▸ Short task: In the entries that follow, find the word "EasyLevel" and report each line it is on.

Dataset items:
────
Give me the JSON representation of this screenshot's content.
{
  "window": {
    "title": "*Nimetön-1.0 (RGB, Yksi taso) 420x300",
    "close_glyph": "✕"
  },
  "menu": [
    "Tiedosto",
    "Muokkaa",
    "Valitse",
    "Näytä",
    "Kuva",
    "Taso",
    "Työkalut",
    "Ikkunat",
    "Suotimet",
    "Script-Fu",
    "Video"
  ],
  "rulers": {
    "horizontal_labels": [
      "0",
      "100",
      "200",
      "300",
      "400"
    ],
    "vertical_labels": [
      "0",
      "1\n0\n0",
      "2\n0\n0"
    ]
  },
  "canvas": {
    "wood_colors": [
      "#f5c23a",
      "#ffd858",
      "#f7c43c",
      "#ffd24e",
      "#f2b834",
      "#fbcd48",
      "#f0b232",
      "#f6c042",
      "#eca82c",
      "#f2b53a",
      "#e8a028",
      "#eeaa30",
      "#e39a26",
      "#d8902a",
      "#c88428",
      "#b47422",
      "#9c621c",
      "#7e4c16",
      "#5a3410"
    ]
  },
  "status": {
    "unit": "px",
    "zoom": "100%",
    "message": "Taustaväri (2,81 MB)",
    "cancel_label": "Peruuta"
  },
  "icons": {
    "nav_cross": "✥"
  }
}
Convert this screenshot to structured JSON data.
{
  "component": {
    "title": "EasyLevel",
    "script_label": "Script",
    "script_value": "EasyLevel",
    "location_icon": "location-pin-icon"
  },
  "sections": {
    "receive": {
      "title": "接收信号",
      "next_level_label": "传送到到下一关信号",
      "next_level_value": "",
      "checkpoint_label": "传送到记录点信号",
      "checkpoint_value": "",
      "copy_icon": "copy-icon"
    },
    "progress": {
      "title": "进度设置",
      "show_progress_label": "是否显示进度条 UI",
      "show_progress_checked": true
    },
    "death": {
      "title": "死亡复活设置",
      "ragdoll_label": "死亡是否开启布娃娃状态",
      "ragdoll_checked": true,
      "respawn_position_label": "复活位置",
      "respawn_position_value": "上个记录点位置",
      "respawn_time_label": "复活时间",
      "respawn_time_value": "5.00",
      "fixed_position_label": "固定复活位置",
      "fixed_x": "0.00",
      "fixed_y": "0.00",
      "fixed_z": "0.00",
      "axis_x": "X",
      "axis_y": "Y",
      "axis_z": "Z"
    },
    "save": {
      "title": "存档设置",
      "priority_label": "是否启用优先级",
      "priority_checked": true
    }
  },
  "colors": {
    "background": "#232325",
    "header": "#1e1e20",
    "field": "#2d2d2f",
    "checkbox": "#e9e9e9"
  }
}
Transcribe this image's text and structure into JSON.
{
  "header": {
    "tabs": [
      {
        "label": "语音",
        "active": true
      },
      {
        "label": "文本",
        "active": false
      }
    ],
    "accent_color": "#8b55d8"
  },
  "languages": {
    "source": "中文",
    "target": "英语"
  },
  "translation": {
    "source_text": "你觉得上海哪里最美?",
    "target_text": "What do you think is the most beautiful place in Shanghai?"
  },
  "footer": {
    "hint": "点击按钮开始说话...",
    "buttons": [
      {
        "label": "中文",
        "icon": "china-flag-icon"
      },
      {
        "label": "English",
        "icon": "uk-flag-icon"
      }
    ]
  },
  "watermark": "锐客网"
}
────
▸ Reply to the exercise:
    "title": "EasyLevel",
    "script_value": "EasyLevel",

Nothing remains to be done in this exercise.